▶ _DATASET EXTRACT_
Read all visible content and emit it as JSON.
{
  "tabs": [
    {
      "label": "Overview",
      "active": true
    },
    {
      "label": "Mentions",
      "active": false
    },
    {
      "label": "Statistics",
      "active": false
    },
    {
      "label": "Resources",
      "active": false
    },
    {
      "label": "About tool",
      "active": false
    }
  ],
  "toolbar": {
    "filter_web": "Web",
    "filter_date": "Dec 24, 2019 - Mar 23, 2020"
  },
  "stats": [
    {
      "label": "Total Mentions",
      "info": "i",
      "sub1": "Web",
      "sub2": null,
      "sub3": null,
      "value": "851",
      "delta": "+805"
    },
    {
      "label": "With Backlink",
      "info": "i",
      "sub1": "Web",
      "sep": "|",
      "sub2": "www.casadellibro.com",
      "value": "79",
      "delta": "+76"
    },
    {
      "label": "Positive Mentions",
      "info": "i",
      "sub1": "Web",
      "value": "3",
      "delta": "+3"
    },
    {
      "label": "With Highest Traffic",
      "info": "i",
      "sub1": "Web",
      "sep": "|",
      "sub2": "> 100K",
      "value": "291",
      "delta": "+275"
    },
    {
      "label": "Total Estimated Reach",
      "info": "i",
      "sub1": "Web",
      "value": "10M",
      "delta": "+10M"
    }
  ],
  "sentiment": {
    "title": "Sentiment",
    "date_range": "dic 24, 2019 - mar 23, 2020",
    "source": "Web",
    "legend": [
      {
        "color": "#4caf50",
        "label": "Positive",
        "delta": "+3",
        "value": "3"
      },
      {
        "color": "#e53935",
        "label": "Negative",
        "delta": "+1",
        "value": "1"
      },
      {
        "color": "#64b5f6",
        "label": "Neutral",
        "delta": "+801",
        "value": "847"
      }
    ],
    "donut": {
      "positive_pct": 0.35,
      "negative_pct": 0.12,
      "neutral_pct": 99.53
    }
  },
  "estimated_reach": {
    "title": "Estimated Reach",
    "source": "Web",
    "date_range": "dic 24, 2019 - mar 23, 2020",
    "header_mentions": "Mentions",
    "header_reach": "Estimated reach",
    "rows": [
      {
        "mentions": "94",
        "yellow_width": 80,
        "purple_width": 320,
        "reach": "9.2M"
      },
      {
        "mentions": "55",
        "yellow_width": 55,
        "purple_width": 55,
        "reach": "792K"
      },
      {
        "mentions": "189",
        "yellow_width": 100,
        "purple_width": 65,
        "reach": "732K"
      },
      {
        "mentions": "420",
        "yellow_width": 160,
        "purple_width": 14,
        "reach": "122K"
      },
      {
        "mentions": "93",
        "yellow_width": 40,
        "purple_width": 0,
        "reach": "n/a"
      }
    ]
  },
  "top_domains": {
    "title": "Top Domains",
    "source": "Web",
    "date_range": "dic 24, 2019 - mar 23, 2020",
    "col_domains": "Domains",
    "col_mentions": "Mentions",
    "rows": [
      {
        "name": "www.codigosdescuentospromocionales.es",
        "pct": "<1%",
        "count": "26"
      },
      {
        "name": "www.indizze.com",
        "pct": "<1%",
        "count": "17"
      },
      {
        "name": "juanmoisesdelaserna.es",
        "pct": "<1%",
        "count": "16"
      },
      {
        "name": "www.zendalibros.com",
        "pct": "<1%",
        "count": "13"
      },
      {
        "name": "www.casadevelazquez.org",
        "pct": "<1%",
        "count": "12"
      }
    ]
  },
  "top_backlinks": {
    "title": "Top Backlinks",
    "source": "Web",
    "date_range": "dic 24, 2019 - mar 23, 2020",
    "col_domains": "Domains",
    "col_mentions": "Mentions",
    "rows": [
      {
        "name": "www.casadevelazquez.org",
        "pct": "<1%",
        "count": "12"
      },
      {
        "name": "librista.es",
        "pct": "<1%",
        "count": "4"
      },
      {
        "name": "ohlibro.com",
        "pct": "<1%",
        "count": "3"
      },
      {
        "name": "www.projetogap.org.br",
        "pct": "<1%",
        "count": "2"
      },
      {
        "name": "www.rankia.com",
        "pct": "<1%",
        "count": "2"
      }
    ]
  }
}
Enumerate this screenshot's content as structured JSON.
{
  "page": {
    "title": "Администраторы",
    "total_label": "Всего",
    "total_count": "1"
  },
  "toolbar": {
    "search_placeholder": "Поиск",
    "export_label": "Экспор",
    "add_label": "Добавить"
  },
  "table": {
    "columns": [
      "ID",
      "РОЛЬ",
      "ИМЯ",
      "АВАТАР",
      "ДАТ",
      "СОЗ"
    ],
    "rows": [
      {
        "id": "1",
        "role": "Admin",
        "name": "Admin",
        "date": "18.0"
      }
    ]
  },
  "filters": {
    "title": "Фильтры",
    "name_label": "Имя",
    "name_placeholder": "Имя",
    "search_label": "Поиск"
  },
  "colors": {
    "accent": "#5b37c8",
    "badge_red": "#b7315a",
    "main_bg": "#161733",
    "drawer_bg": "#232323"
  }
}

▶ _REQUIRED WORK_
Please set down all the data word for word.

▶ _RESULT OF THIS TASK_
Read all visible content and emit it as JSON.
{
  "tabs": [
    {
      "label": "Overview",
      "active": true
    },
    {
      "label": "Mentions",
      "active": false
    },
    {
      "label": "Statistics",
      "active": false
    },
    {
      "label": "Resources",
      "active": false
    },
    {
      "label": "About tool",
      "active": false
    }
  ],
  "toolbar": {
    "filter_web": "Web",
    "filter_date": "Dec 24, 2019 - Mar 23, 2020"
  },
  "stats": [
    {
      "label": "Total Mentions",
      "info": "i",
      "sub1": "Web",
      "sub2": null,
      "sub3": null,
      "value": "851",
      "delta": "+805"
    },
    {
      "label": "With Backlink",
      "info": "i",
      "sub1": "Web",
      "sep": "|",
      "sub2": "www.casadellibro.com",
      "value": "79",
      "delta": "+76"
    },
    {
      "label": "Positive Mentions",
      "info": "i",
      "sub1": "Web",
      "value": "3",
      "delta": "+3"
    },
    {
      "label": "With Highest Traffic",
      "info": "i",
      "sub1": "Web",
      "sep": "|",
      "sub2": "> 100K",
      "value": "291",
      "delta": "+275"
    },
    {
      "label": "Total Estimated Reach",
      "info": "i",
      "sub1": "Web",
      "value": "10M",
      "delta": "+10M"
    }
  ],
  "sentiment": {
    "title": "Sentiment",
    "date_range": "dic 24, 2019 - mar 23, 2020",
    "source": "Web",
    "legend": [
      {
        "color": "#4caf50",
        "label": "Positive",
        "delta": "+3",
        "value": "3"
      },
      {
        "color": "#e53935",
        "label": "Negative",
        "delta": "+1",
        "value": "1"
      },
      {
        "color": "#64b5f6",
        "label": "Neutral",
        "delta": "+801",
        "value": "847"
      }
    ],
    "donut": {
      "positive_pct": 0.35,
      "negative_pct": 0.12,
      "neutral_pct": 99.53
    }
  },
  "estimated_reach": {
    "title": "Estimated Reach",
    "source": "Web",
    "date_range": "dic 24, 2019 - mar 23, 2020",
    "header_mentions": "Mentions",
    "header_reach": "Estimated reach",
    "rows": [
      {
        "mentions": "94",
        "yellow_width": 80,
        "purple_width": 320,
        "reach": "9.2M"
      },
      {
        "mentions": "55",
        "yellow_width": 55,
        "purple_width": 55,
        "reach": "792K"
      },
      {
        "mentions": "189",
        "yellow_width": 100,
        "purple_width": 65,
        "reach": "732K"
      },
      {
        "mentions": "420",
        "yellow_width": 160,
        "purple_width": 14,
        "reach": "122K"
      },
      {
        "mentions": "93",
        "yellow_width": 40,
        "purple_width": 0,
        "reach": "n/a"
      }
    ]
  },
  "top_domains": {
    "title": "Top Domains",
    "source": "Web",
    "date_range": "dic 24, 2019 - mar 23, 2020",
    "col_domains": "Domains",
    "col_mentions": "Mentions",
    "rows": [
      {
        "name": "www.codigosdescuentospromocionales.es",
        "pct": "<1%",
        "count": "26"
      },
      {
        "name": "www.indizze.com",
        "pct": "<1%",
        "count": "17"
      },
      {
        "name": "juanmoisesdelaserna.es",
        "pct": "<1%",
        "count": "16"
      },
      {
        "name": "www.zendalibros.com",
        "pct": "<1%",
        "count": "13"
      },
      {
        "name": "www.casadevelazquez.org",
        "pct": "<1%",
        "count": "12"
      }
    ]
  },
  "top_backlinks": {
    "title": "Top Backlinks",
    "source": "Web",
    "date_range": "dic 24, 2019 - mar 23, 2020",
    "col_domains": "Domains",
    "col_mentions": "Mentions",
    "rows": [
      {
        "name": "www.casadevelazquez.org",
        "pct": "<1%",
        "count": "12"
      },
      {
        "name": "librista.es",
        "pct": "<1%",
        "count": "4"
      },
      {
        "name": "ohlibro.com",
        "pct": "<1%",
        "count": "3"
      },
      {
        "name": "www.projetogap.org.br",
        "pct": "<1%",
        "count": "2"
      },
      {
        "name": "www.rankia.com",
        "pct": "<1%",
        "count": "2"
      }
    ]
  }
}
Enumerate this screenshot's content as structured JSON.
{
  "page": {
    "title": "Администраторы",
    "total_label": "Всего",
    "total_count": "1"
  },
  "toolbar": {
    "search_placeholder": "Поиск",
    "export_label": "Экспор",
    "add_label": "Добавить"
  },
  "table": {
    "columns": [
      "ID",
      "РОЛЬ",
      "ИМЯ",
      "АВАТАР",
      "ДАТ",
      "СОЗ"
    ],
    "rows": [
      {
        "id": "1",
        "role": "Admin",
        "name": "Admin",
        "date": "18.0"
      }
    ]
  },
  "filters": {
    "title": "Фильтры",
    "name_label": "Имя",
    "name_placeholder": "Имя",
    "search_label": "Поиск"
  },
  "colors": {
    "accent": "#5b37c8",
    "badge_red": "#b7315a",
    "main_bg": "#161733",
    "drawer_bg": "#232323"
  }
}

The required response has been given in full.